Make an exact copy of the lines, leaving the pictures out.

• [MATERIAL FOR THE TASK]
((

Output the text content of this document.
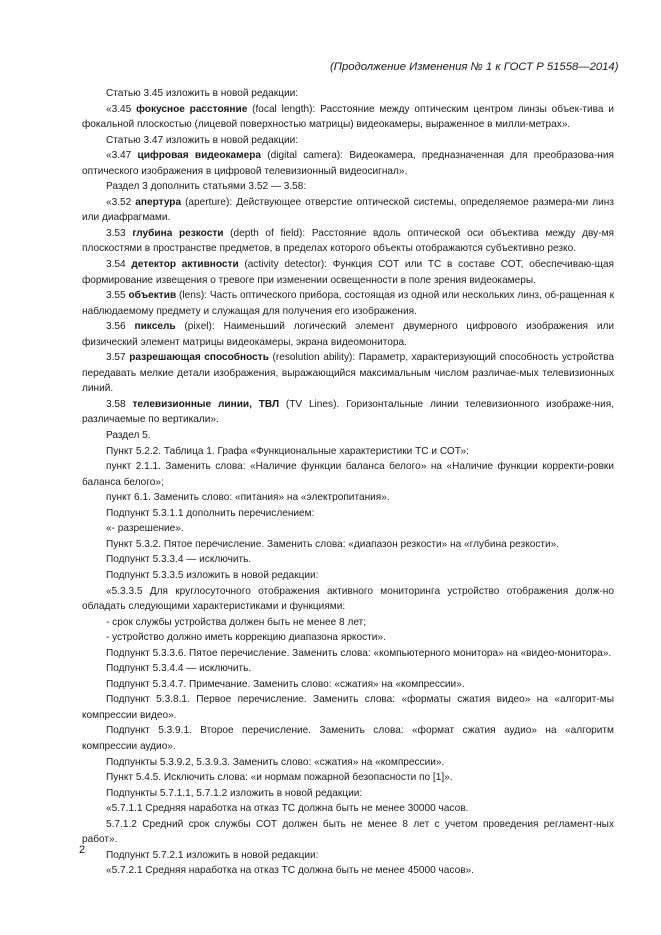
(Продолжение Изменения № 1 к ГОСТ Р 51558—2014)

Статью 3.45 изложить в новой редакции:

«3.45 фокусное расстояние (focal length): Расстояние между оптическим центром линзы объек-тива и фокальной плоскостью (лицевой поверхностью матрицы) видеокамеры, выраженное в милли-метрах».

Статью 3.47 изложить в новой редакции:

«3.47 цифровая видеокамера (digital camera): Видеокамера, предназначенная для преобразова-ния оптического изображения в цифровой телевизионный видеосигнал».

Раздел 3 дополнить статьями 3.52 — 3.58:

«3.52 апертура (aperture): Действующее отверстие оптической системы, определяемое размера-ми линз или диафрагмами.

3.53 глубина резкости (depth of field): Расстояние вдоль оптической оси объектива между дву-мя плоскостями в пространстве предметов, в пределах которого объекты отображаются субъективно резко.

3.54 детектор активности (activity detector): Функция СОТ или ТС в составе СОТ, обеспечиваю-щая формирование извещения о тревоге при изменении освещенности в поле зрения видеокамеры.

3.55 объектив (lens): Часть оптического прибора, состоящая из одной или нескольких линз, об-ращенная к наблюдаемому предмету и служащая для получения его изображения.

3.56 пиксель (pixel): Наименьший логический элемент двумерного цифрового изображения или физический элемент матрицы видеокамеры, экрана видеомонитора.

3.57 разрешающая способность (resolution ability): Параметр, характеризующий способность устройства передавать мелкие детали изображения, выражающийся максимальным числом различае-мых телевизионных линий.

3.58 телевизионные линии, ТВЛ (TV Lines). Горизонтальные линии телевизионного изображе-ния, различаемые по вертикали».

Раздел 5.

Пункт 5.2.2. Таблица 1. Графа «Функциональные характеристики ТС и СОТ»:

пункт 2.1.1. Заменить слова: «Наличие функции баланса белого» на «Наличие функции корректи-ровки баланса белого»;

пункт 6.1. Заменить слово: «питания» на «электропитания».

Подпункт 5.3.1.1 дополнить перечислением:

«- разрешение».

Пункт 5.3.2. Пятое перечисление. Заменить слова: «диапазон резкости» на «глубина резкости».

Подпункт 5.3.3.4 — исключить.

Подпункт 5.3.3.5 изложить в новой редакции:

«5.3.3.5 Для круглосуточного отображения активного мониторинга устройство отображения долж-но обладать следующими характеристиками и функциями:

- срок службы устройства должен быть не менее 8 лет;

- устройство должно иметь коррекцию диапазона яркости».

Подпункт 5.3.3.6. Пятое перечисление. Заменить слова: «компьютерного монитора» на «видео-монитора».

Подпункт 5.3.4.4 — исключить.

Подпункт 5.3.4.7. Примечание. Заменить слово: «сжатия» на «компрессии».

Подпункт 5.3.8.1. Первое перечисление. Заменить слова: «форматы сжатия видео» на «алгорит-мы компрессии видео».

Подпункт 5.3.9.1. Второе перечисление. Заменить слова: «формат сжатия аудио» на «алгоритм компрессии аудио».

Подпункты 5.3.9.2, 5.3.9.3. Заменить слово: «сжатия» на «компрессии».

Пункт 5.4.5. Исключить слова: «и нормам пожарной безопасности по [1]».

Подпункты 5.7.1.1, 5.7.1.2 изложить в новой редакции:

«5.7.1.1 Средняя наработка на отказ ТС должна быть не менее 30000 часов.

5.7.1.2 Средний срок службы СОТ должен быть не менее 8 лет с учетом проведения регламент-ных работ».

Подпункт 5.7.2.1 изложить в новой редакции:

«5.7.2.1 Средняя наработка на отказ ТС должна быть не менее 45000 часов».

2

))

• [SOLUTION FOR THIS EXERCISE]
Output the text content of this document.
(Продолжение Изменения № 1 к ГОСТ Р 51558—2014)

Статью 3.45 изложить в новой редакции:

«3.45 фокусное расстояние (focal length): Расстояние между оптическим центром линзы объек-тива и фокальной плоскостью (лицевой поверхностью матрицы) видеокамеры, выраженное в милли-метрах».

Статью 3.47 изложить в новой редакции:

«3.47 цифровая видеокамера (digital camera): Видеокамера, предназначенная для преобразова-ния оптического изображения в цифровой телевизионный видеосигнал».

Раздел 3 дополнить статьями 3.52 — 3.58:

«3.52 апертура (aperture): Действующее отверстие оптической системы, определяемое размера-ми линз или диафрагмами.

3.53 глубина резкости (depth of field): Расстояние вдоль оптической оси объектива между дву-мя плоскостями в пространстве предметов, в пределах которого объекты отображаются субъективно резко.

3.54 детектор активности (activity detector): Функция СОТ или ТС в составе СОТ, обеспечиваю-щая формирование извещения о тревоге при изменении освещенности в поле зрения видеокамеры.

3.55 объектив (lens): Часть оптического прибора, состоящая из одной или нескольких линз, об-ращенная к наблюдаемому предмету и служащая для получения его изображения.

3.56 пиксель (pixel): Наименьший логический элемент двумерного цифрового изображения или физический элемент матрицы видеокамеры, экрана видеомонитора.

3.57 разрешающая способность (resolution ability): Параметр, характеризующий способность устройства передавать мелкие детали изображения, выражающийся максимальным числом различае-мых телевизионных линий.

3.58 телевизионные линии, ТВЛ (TV Lines). Горизонтальные линии телевизионного изображе-ния, различаемые по вертикали».

Раздел 5.

Пункт 5.2.2. Таблица 1. Графа «Функциональные характеристики ТС и СОТ»:

пункт 2.1.1. Заменить слова: «Наличие функции баланса белого» на «Наличие функции корректи-ровки баланса белого»;

пункт 6.1. Заменить слово: «питания» на «электропитания».

Подпункт 5.3.1.1 дополнить перечислением:

«- разрешение».

Пункт 5.3.2. Пятое перечисление. Заменить слова: «диапазон резкости» на «глубина резкости».

Подпункт 5.3.3.4 — исключить.

Подпункт 5.3.3.5 изложить в новой редакции:

«5.3.3.5 Для круглосуточного отображения активного мониторинга устройство отображения долж-но обладать следующими характеристиками и функциями:

- срок службы устройства должен быть не менее 8 лет;

- устройство должно иметь коррекцию диапазона яркости».

Подпункт 5.3.3.6. Пятое перечисление. Заменить слова: «компьютерного монитора» на «видео-монитора».

Подпункт 5.3.4.4 — исключить.

Подпункт 5.3.4.7. Примечание. Заменить слово: «сжатия» на «компрессии».

Подпункт 5.3.8.1. Первое перечисление. Заменить слова: «форматы сжатия видео» на «алгорит-мы компрессии видео».

Подпункт 5.3.9.1. Второе перечисление. Заменить слова: «формат сжатия аудио» на «алгоритм компрессии аудио».

Подпункты 5.3.9.2, 5.3.9.3. Заменить слово: «сжатия» на «компрессии».

Пункт 5.4.5. Исключить слова: «и нормам пожарной безопасности по [1]».

Подпункты 5.7.1.1, 5.7.1.2 изложить в новой редакции:

«5.7.1.1 Средняя наработка на отказ ТС должна быть не менее 30000 часов.

5.7.1.2 Средний срок службы СОТ должен быть не менее 8 лет с учетом проведения регламент-ных работ».

Подпункт 5.7.2.1 изложить в новой редакции:

«5.7.2.1 Средняя наработка на отказ ТС должна быть не менее 45000 часов».

2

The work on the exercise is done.